Data extracted from a collection
*****

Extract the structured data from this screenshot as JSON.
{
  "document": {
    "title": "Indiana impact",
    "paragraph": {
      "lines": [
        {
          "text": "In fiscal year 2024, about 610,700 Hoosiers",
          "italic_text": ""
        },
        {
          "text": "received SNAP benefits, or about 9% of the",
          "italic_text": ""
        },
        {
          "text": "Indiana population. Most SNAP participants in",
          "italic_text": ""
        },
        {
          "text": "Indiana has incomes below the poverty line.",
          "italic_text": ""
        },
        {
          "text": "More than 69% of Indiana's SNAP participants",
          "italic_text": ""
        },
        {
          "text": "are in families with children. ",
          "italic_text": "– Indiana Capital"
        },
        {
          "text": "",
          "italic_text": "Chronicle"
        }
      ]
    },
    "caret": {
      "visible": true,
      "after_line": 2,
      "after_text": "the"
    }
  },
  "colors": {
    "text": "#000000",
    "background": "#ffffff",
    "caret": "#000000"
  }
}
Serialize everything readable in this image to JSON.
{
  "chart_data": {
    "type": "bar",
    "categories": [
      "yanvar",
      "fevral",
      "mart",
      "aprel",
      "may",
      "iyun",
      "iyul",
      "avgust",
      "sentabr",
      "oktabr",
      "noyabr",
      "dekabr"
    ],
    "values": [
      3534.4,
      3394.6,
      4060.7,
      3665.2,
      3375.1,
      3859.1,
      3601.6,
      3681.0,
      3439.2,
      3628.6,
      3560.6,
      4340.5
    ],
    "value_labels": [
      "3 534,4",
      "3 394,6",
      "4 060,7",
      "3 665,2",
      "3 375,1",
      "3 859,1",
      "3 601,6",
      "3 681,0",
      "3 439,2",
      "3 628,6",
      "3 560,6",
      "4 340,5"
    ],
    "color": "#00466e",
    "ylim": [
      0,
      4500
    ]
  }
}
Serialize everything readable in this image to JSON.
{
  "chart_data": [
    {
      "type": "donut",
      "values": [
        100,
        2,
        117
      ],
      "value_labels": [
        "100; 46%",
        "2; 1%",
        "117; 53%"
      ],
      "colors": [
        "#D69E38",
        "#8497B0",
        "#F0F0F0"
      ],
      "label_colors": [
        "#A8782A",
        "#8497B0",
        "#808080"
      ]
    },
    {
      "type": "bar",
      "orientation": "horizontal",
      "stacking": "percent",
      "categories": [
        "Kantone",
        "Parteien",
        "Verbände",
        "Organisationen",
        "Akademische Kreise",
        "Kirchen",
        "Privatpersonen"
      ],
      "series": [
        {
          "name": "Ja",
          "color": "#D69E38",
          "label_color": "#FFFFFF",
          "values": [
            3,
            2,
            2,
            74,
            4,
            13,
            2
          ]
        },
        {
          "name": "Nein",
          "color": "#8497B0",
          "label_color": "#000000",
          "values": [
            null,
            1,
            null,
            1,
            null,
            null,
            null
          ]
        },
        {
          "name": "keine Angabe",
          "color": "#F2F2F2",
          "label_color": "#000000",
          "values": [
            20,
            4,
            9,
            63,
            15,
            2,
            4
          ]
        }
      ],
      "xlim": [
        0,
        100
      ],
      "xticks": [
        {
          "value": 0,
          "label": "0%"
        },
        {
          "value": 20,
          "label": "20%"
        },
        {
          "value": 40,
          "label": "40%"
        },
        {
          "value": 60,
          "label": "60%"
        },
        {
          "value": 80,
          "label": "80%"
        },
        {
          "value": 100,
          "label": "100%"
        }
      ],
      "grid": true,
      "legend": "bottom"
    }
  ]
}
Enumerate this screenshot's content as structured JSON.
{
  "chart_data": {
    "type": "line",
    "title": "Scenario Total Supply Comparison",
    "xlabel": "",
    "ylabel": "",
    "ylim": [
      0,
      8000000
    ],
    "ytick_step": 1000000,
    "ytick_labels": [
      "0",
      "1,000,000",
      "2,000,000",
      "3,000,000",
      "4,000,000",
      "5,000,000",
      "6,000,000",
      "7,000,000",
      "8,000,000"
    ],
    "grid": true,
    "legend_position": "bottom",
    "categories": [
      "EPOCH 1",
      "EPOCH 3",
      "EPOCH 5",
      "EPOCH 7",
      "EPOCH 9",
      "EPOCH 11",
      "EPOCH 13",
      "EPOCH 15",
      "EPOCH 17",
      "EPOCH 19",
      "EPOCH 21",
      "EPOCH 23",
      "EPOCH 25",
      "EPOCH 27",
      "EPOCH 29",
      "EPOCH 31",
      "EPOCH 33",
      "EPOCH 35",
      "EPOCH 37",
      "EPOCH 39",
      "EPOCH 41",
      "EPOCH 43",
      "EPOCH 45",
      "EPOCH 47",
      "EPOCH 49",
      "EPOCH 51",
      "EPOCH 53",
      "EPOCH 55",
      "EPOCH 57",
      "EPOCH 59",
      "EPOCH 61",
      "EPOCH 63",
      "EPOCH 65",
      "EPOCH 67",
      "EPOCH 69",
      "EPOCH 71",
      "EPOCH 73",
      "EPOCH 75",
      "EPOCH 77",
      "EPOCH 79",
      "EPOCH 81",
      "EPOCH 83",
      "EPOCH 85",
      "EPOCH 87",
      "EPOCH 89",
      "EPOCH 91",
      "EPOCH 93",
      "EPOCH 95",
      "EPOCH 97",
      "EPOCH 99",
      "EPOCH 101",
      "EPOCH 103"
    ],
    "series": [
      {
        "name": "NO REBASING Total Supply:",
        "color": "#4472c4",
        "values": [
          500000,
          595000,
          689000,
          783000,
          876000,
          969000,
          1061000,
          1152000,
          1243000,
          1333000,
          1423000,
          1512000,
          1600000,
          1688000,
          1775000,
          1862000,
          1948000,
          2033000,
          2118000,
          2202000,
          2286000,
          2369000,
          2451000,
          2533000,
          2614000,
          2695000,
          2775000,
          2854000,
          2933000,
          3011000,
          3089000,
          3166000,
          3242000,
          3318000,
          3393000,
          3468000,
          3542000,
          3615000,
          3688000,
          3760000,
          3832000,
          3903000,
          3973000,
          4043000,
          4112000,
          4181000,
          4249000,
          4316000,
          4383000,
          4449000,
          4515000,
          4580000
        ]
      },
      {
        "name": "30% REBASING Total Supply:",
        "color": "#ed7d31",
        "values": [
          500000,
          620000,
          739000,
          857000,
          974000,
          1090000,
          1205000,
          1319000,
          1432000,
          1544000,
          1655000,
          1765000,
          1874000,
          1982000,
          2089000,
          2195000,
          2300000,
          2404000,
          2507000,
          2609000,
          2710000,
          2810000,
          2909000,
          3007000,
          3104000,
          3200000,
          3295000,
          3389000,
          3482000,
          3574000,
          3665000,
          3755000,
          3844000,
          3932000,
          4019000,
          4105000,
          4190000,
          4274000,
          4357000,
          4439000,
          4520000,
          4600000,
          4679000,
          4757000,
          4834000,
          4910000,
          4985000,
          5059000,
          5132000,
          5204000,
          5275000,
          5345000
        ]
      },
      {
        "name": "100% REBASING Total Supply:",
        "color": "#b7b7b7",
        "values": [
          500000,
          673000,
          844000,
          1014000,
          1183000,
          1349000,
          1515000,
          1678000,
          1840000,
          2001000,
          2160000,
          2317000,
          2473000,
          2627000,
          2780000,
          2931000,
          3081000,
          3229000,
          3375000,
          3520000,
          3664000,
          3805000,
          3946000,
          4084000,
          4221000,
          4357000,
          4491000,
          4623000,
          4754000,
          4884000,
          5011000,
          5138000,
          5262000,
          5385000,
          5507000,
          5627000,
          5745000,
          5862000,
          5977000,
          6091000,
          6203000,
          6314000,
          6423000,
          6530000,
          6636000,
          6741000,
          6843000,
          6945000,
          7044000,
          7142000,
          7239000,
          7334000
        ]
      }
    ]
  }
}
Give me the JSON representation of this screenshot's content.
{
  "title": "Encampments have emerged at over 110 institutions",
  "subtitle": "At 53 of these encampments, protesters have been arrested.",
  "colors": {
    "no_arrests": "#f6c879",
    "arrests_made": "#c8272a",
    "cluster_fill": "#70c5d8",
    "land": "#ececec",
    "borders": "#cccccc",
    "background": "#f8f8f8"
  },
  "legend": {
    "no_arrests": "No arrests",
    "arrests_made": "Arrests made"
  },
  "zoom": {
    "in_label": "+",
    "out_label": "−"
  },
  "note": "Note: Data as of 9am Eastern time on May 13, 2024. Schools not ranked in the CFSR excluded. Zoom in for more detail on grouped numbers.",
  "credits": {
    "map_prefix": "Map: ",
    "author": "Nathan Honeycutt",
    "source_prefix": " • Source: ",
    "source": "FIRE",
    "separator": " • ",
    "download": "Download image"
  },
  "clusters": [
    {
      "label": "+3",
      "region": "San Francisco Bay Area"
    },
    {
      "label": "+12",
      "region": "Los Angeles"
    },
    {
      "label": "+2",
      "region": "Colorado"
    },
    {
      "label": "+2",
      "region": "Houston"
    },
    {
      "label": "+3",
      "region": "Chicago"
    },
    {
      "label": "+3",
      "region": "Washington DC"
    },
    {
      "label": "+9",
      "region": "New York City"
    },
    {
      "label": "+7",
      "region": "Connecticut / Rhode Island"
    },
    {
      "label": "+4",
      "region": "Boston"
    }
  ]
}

*****

DIRECTIONS :: Work through the records above line by line and count those that hold the string "this". Give only the result.

EXPECTED ANSWER :: 5